───── The data

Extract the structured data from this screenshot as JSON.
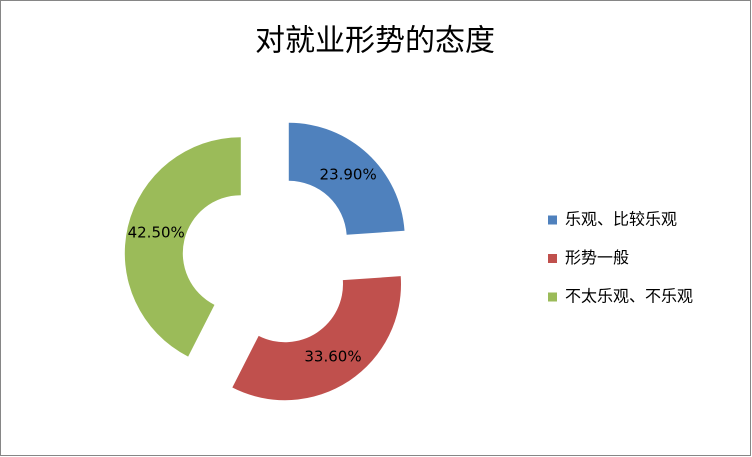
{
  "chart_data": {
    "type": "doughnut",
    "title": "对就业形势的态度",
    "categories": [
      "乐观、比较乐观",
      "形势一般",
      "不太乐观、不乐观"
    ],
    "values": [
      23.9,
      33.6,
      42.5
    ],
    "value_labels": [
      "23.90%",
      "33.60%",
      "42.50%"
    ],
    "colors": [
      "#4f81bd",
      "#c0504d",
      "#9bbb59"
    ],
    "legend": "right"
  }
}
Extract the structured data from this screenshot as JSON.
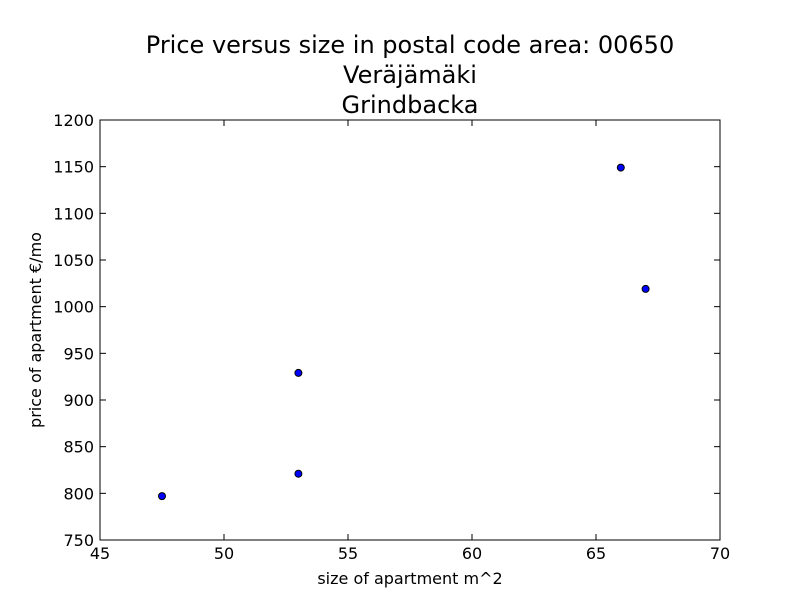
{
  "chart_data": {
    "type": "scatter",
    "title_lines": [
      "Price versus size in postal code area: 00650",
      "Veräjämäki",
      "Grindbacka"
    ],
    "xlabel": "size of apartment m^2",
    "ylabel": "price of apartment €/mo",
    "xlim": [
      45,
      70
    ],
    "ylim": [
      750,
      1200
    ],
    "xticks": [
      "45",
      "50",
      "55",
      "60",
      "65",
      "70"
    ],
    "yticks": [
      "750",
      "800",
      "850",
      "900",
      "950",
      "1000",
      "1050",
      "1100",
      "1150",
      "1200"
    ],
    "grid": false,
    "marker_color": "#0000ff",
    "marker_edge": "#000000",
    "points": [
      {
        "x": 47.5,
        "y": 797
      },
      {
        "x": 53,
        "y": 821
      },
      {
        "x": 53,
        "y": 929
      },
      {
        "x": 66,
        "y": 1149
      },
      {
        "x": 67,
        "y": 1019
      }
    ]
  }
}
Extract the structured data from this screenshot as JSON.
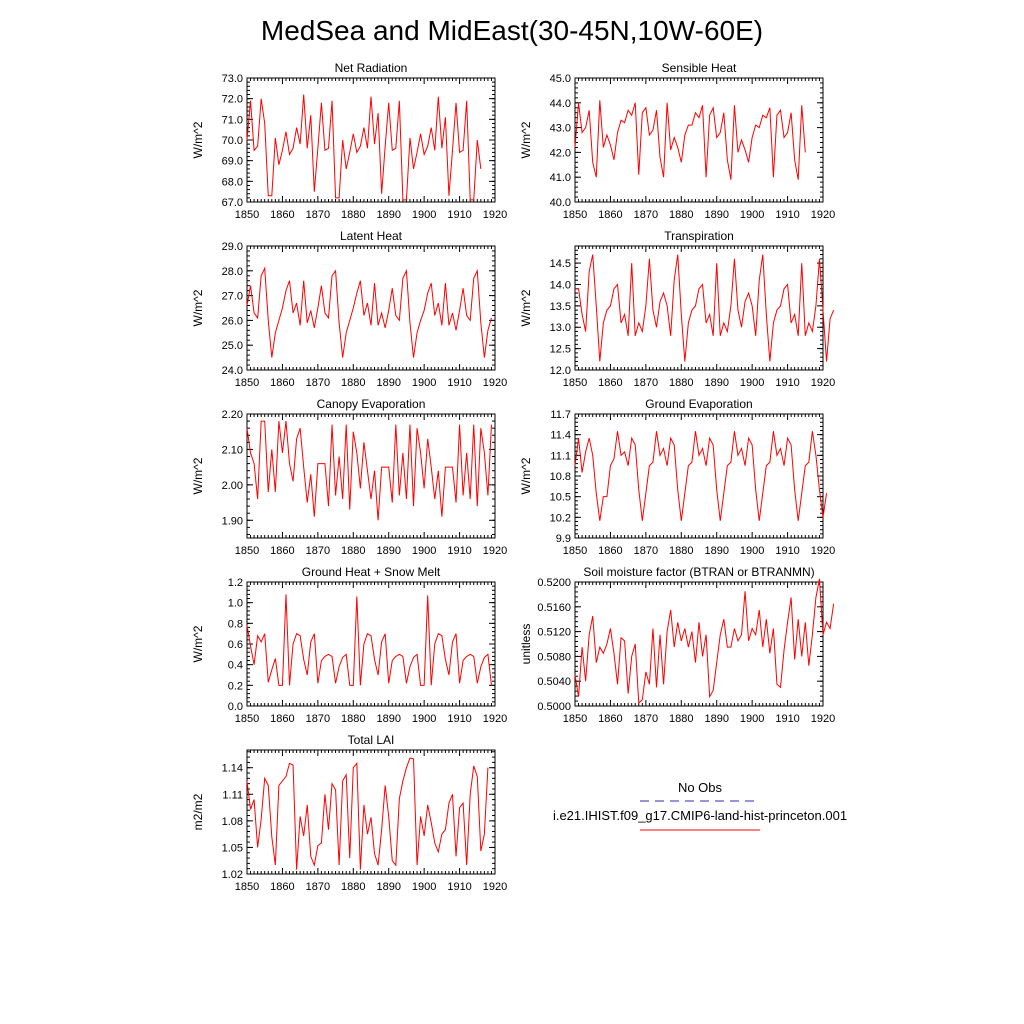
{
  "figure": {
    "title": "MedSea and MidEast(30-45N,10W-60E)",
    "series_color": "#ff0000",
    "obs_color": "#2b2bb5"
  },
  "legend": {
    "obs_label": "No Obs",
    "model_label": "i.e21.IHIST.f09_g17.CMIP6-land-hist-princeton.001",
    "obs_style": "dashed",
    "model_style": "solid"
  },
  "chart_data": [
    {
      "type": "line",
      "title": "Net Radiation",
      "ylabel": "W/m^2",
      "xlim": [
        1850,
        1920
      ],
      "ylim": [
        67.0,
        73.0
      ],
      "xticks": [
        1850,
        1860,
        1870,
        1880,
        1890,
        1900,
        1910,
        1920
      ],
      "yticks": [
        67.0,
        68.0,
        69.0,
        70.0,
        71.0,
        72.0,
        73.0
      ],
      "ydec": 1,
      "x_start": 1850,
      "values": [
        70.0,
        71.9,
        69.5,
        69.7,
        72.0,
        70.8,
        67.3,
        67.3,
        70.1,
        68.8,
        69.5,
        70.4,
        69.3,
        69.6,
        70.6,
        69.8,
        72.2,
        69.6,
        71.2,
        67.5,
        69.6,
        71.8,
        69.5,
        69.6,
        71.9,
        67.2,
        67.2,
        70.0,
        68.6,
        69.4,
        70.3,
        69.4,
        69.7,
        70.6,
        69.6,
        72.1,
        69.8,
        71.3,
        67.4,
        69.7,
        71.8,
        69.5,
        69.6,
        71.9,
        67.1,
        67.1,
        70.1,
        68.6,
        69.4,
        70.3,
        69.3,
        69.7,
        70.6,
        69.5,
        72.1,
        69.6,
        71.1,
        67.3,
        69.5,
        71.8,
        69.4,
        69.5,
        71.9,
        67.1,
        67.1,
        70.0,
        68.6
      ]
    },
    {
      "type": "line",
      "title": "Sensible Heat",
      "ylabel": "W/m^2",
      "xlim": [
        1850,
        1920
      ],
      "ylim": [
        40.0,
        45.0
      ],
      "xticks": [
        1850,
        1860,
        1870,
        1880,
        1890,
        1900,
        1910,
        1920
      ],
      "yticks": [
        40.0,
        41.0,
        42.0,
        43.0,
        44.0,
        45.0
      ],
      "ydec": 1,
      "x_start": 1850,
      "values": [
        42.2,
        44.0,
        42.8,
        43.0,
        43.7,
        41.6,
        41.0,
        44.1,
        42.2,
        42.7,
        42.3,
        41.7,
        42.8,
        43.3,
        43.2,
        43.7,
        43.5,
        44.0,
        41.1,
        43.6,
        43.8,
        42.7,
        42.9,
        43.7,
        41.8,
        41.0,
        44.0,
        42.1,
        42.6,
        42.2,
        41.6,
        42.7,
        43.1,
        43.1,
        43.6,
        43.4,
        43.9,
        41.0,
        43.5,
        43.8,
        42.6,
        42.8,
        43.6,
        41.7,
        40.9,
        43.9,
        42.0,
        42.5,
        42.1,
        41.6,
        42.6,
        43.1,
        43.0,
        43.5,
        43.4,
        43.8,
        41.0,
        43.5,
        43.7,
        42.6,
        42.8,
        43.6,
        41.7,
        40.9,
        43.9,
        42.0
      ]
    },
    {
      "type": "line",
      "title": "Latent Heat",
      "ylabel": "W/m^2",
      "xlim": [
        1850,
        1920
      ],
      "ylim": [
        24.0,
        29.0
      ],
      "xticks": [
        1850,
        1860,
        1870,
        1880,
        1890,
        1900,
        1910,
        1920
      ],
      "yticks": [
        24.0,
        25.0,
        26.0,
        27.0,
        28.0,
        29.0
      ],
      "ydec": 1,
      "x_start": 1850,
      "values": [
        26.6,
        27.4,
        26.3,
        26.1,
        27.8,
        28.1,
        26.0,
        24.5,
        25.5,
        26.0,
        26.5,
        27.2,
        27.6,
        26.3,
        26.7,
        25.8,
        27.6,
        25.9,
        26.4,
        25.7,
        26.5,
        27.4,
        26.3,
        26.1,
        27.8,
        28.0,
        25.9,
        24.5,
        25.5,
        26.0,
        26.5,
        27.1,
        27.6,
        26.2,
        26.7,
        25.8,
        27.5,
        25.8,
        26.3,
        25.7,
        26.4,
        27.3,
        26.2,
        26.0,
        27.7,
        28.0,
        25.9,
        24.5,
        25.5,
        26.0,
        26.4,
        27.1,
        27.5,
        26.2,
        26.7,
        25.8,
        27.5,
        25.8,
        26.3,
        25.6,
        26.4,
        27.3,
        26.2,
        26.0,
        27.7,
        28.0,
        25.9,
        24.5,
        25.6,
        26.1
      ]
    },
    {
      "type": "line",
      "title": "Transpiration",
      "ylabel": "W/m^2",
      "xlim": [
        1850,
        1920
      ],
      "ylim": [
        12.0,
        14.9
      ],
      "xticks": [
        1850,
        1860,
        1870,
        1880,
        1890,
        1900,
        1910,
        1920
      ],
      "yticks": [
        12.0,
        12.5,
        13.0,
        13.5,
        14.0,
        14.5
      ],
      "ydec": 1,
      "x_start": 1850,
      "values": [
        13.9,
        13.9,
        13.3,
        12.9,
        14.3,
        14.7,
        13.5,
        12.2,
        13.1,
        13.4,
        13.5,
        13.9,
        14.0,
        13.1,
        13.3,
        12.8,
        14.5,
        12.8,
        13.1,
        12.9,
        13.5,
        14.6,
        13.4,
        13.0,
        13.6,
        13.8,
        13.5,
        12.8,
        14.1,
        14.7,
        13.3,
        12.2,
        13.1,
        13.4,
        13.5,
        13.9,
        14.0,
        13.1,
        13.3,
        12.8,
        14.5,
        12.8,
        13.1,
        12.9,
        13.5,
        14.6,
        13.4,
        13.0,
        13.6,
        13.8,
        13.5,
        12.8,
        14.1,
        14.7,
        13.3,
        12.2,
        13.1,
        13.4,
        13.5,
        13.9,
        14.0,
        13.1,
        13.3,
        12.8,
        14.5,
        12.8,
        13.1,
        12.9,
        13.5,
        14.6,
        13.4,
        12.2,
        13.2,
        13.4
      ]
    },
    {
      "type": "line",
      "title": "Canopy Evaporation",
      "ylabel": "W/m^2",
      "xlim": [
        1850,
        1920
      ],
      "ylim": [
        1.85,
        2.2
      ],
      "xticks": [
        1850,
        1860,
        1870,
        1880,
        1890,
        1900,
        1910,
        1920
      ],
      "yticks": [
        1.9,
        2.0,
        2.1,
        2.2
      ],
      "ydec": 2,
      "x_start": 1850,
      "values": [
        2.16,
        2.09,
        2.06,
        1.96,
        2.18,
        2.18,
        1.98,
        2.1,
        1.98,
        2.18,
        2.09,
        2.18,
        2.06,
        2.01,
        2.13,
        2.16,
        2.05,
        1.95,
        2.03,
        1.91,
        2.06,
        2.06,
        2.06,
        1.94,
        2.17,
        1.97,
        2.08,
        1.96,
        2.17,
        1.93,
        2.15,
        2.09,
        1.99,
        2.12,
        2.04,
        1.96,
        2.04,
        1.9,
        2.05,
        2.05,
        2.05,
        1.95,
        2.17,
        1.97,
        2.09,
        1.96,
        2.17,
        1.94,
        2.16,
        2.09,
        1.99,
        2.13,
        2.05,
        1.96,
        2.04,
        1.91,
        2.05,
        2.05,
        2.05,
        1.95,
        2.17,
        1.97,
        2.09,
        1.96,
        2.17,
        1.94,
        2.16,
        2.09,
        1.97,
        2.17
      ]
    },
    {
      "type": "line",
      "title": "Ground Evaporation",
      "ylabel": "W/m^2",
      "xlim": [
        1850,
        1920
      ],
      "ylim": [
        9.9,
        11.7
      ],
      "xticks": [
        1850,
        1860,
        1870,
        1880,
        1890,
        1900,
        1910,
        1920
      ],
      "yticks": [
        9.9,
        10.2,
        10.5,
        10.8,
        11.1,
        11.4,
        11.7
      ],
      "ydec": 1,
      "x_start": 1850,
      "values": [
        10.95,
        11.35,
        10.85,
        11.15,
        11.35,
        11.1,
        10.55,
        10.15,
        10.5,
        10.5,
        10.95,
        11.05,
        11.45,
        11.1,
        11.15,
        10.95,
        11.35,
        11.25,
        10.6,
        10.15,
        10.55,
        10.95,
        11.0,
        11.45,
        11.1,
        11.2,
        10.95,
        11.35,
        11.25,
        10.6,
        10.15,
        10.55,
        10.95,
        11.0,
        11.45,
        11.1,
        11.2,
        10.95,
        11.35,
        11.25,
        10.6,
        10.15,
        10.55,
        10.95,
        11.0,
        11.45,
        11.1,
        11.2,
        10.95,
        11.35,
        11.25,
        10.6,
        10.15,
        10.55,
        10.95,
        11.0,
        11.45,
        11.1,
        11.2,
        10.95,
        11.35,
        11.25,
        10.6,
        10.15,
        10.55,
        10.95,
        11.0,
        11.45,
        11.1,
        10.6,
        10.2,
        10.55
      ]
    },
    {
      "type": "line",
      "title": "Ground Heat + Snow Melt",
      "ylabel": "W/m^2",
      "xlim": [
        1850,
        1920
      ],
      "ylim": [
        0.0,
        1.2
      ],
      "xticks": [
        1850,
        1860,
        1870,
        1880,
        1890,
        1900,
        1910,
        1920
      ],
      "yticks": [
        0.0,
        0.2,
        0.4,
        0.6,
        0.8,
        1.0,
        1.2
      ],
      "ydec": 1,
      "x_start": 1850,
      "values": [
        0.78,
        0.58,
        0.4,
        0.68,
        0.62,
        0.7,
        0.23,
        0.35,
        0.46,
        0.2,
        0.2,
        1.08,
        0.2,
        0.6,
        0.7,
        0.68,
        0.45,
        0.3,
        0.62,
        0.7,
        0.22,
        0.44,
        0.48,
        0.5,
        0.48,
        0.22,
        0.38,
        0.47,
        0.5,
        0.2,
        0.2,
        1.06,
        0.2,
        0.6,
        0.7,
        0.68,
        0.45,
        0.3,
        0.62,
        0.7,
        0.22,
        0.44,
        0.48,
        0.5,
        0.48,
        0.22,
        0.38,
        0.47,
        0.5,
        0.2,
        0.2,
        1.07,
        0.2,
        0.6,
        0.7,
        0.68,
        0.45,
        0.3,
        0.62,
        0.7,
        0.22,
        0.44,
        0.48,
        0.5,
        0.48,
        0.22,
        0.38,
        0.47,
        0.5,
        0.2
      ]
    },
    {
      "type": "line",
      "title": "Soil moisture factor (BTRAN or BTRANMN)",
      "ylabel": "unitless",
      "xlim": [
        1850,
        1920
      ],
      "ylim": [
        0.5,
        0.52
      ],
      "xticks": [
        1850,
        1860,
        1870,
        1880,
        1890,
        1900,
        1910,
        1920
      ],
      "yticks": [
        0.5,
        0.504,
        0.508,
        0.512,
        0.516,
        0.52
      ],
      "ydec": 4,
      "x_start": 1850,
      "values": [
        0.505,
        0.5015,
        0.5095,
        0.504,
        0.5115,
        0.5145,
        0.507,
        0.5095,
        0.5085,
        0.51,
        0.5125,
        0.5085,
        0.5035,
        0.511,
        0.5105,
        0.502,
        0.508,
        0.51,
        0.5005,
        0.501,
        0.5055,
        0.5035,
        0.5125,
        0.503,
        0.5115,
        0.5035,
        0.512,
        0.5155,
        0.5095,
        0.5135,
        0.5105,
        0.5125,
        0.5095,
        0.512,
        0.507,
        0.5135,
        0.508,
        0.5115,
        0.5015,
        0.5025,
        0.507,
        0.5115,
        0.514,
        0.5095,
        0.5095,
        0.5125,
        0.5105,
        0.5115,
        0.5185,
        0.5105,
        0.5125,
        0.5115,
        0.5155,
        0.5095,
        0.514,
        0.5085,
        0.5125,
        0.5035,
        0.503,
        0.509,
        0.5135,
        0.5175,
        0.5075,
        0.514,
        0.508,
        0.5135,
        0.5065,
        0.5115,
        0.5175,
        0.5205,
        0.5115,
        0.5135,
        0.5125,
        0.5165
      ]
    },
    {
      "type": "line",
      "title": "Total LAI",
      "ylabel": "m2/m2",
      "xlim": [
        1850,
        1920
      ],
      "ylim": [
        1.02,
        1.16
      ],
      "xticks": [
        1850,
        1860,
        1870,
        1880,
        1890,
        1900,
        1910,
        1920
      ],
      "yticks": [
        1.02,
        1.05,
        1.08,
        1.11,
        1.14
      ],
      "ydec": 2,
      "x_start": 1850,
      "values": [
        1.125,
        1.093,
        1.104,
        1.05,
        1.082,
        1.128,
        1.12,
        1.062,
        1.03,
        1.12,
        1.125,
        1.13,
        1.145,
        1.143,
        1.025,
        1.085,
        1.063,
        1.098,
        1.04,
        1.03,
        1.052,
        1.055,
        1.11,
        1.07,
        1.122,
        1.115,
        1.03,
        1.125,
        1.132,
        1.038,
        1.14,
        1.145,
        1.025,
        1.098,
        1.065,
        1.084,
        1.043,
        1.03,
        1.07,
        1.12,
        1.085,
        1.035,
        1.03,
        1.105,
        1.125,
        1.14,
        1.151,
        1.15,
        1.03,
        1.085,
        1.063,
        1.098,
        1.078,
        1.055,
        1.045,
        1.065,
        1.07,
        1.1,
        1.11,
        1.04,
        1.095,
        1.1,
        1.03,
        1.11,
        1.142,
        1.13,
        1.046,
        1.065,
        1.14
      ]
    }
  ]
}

──────────
───── The data

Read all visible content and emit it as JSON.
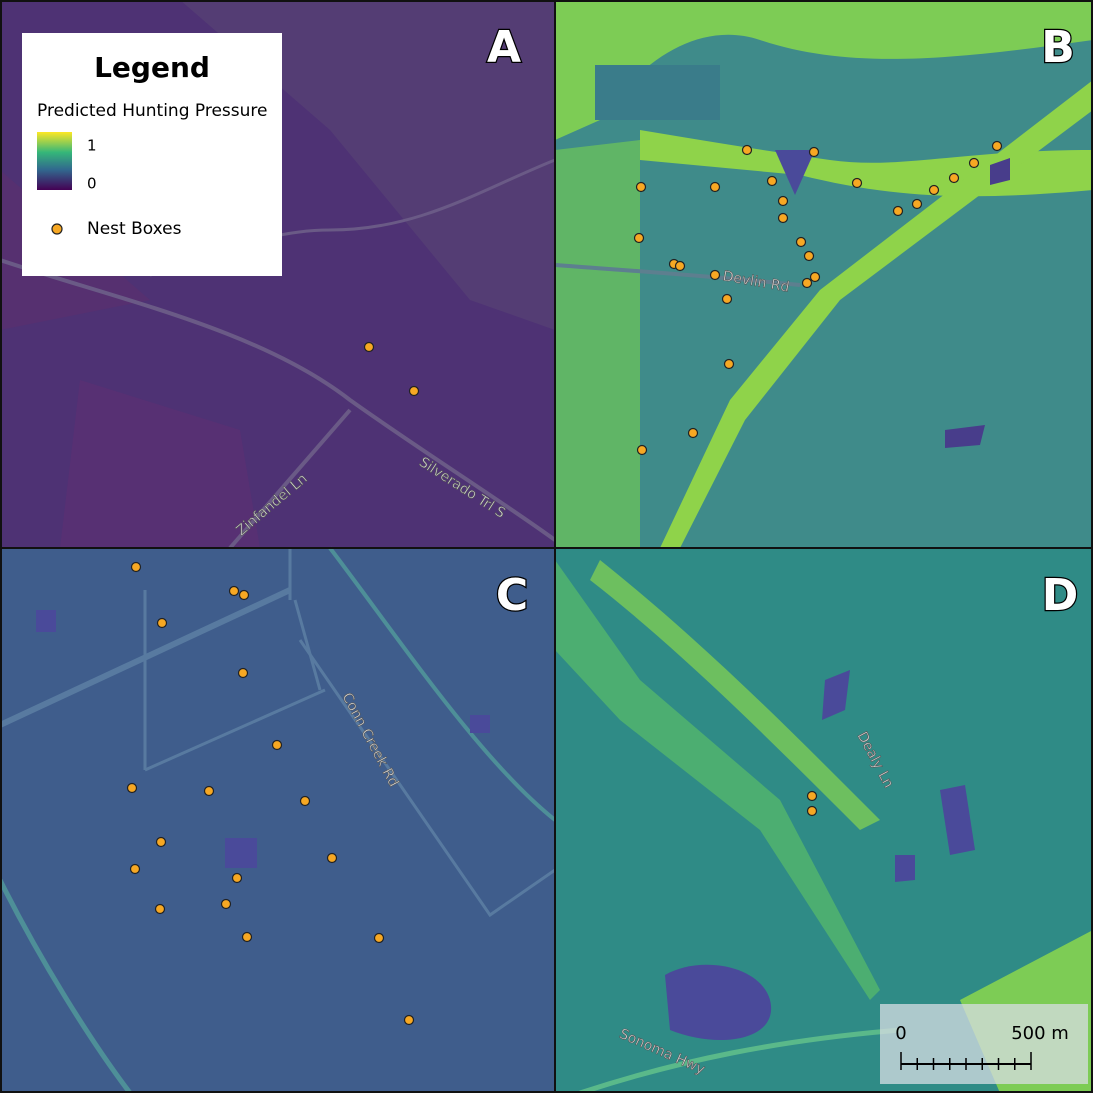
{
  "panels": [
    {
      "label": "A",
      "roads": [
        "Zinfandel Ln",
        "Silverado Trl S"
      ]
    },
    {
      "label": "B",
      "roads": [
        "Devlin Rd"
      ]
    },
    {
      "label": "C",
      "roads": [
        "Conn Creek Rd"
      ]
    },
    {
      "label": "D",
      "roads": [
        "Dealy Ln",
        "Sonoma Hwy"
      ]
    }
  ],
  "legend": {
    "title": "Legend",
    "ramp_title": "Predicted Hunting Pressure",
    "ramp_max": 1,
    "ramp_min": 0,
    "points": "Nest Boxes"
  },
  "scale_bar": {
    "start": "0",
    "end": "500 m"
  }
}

──────────

**Stated exercise:**
Return each line of the data that contains the string "Heat".

**Exercise answer:**
      "title": "Sensible Heat",
      "title": "Latent Heat",
      "title": "Ground Heat + Snow Melt",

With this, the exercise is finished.